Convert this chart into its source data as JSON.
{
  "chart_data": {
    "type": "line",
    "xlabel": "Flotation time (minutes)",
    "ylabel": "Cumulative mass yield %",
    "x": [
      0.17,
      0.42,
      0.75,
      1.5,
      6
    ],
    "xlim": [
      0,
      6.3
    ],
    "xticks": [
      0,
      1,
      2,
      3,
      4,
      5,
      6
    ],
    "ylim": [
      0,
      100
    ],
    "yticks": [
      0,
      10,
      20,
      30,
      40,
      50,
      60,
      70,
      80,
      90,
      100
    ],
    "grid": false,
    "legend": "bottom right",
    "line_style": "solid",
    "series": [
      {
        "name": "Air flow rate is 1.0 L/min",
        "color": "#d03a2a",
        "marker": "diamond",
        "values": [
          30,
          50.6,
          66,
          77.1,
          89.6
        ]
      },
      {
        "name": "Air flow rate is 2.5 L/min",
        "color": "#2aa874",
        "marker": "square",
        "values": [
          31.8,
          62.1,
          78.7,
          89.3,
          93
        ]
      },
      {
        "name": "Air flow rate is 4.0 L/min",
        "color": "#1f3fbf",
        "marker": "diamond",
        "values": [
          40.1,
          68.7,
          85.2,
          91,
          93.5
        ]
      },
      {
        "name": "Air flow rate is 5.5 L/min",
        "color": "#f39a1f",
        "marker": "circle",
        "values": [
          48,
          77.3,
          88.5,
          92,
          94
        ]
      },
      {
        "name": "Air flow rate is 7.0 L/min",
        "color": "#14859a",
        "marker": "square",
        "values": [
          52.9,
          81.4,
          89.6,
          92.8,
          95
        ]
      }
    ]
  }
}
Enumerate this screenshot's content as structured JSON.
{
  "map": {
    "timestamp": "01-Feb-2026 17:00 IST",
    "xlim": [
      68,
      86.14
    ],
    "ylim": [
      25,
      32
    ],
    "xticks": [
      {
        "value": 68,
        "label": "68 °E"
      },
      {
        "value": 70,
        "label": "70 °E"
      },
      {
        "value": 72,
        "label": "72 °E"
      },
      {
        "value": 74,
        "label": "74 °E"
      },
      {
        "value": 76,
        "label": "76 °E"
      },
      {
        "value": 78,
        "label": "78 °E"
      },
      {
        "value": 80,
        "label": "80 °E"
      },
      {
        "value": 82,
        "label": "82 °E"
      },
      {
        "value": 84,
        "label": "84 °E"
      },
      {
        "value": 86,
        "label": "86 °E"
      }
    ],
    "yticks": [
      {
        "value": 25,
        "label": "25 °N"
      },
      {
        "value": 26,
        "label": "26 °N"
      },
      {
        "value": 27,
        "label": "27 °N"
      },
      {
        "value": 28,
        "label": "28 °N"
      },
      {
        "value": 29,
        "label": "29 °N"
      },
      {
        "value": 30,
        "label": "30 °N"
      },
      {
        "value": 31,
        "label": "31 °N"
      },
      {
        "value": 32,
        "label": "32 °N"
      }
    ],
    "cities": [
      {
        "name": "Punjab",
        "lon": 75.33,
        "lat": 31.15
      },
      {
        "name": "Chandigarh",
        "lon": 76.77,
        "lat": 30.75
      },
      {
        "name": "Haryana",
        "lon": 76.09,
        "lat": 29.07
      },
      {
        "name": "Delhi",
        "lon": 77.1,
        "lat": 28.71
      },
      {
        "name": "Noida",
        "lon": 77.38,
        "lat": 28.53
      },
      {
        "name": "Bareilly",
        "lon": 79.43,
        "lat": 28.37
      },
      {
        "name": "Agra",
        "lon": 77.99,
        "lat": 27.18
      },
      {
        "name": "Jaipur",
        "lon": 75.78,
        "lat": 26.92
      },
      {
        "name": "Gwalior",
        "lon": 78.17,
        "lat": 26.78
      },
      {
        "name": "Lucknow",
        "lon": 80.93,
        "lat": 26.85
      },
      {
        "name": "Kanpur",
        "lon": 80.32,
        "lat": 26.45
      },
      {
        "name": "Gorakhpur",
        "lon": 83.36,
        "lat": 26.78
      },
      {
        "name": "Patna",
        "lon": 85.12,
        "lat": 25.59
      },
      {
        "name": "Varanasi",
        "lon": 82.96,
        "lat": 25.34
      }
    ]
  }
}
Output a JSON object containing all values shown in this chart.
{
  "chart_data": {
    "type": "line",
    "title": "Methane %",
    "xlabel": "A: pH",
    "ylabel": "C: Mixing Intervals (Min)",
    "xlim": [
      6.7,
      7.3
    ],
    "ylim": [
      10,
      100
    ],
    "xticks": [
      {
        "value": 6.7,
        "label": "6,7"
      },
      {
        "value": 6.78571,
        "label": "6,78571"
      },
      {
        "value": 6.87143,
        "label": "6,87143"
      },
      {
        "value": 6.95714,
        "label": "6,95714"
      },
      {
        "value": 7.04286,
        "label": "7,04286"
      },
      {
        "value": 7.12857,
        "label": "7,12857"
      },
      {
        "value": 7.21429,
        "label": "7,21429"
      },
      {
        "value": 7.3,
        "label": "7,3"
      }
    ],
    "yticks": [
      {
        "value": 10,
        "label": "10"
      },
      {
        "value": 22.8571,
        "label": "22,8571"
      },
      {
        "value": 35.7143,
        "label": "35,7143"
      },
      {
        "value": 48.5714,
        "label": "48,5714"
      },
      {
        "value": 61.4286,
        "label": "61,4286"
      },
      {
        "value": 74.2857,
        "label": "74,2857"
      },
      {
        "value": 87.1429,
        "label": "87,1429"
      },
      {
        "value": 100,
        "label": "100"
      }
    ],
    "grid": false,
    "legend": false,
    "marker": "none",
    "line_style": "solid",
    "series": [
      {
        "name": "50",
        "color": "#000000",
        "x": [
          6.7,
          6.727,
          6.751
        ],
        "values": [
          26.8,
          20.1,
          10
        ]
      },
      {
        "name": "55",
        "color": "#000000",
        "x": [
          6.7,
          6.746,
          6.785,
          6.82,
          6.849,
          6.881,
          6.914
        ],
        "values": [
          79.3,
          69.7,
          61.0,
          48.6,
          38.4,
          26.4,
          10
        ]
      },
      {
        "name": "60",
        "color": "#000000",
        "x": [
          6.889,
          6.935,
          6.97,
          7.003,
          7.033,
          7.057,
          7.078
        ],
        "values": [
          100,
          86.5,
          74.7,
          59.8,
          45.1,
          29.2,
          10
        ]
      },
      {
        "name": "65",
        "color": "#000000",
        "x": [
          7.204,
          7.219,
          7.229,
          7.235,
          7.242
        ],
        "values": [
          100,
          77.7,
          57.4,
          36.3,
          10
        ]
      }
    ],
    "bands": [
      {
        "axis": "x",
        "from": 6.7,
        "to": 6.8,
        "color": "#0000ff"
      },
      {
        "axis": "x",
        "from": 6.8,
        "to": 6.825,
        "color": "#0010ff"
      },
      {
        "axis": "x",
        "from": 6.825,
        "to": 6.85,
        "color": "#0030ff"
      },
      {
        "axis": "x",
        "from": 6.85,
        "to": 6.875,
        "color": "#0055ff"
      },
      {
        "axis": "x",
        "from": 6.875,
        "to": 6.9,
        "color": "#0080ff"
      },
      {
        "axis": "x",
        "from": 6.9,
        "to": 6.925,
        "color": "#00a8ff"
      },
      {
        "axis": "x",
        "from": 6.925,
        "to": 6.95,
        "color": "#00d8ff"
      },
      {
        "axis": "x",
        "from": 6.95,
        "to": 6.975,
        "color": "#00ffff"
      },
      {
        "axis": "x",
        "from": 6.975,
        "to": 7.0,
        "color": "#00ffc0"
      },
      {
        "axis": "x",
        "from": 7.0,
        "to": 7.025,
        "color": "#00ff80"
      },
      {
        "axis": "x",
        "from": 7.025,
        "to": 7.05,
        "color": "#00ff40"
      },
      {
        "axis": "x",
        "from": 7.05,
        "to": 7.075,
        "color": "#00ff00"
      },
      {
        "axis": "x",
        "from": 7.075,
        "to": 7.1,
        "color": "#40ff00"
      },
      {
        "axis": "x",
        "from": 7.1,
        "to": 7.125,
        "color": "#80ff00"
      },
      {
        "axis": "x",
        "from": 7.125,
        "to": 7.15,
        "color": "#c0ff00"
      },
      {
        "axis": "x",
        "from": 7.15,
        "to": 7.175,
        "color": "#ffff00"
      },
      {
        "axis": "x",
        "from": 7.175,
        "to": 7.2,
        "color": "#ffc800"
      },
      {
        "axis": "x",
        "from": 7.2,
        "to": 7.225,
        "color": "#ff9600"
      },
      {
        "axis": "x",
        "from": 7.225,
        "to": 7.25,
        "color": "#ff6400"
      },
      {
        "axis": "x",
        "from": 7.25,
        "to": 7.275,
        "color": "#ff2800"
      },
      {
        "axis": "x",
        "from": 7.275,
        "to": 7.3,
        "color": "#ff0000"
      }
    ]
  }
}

Short problem: Look through the material above and work out how many of its lines contain "flow". State the number only.

Response to the exercise: 5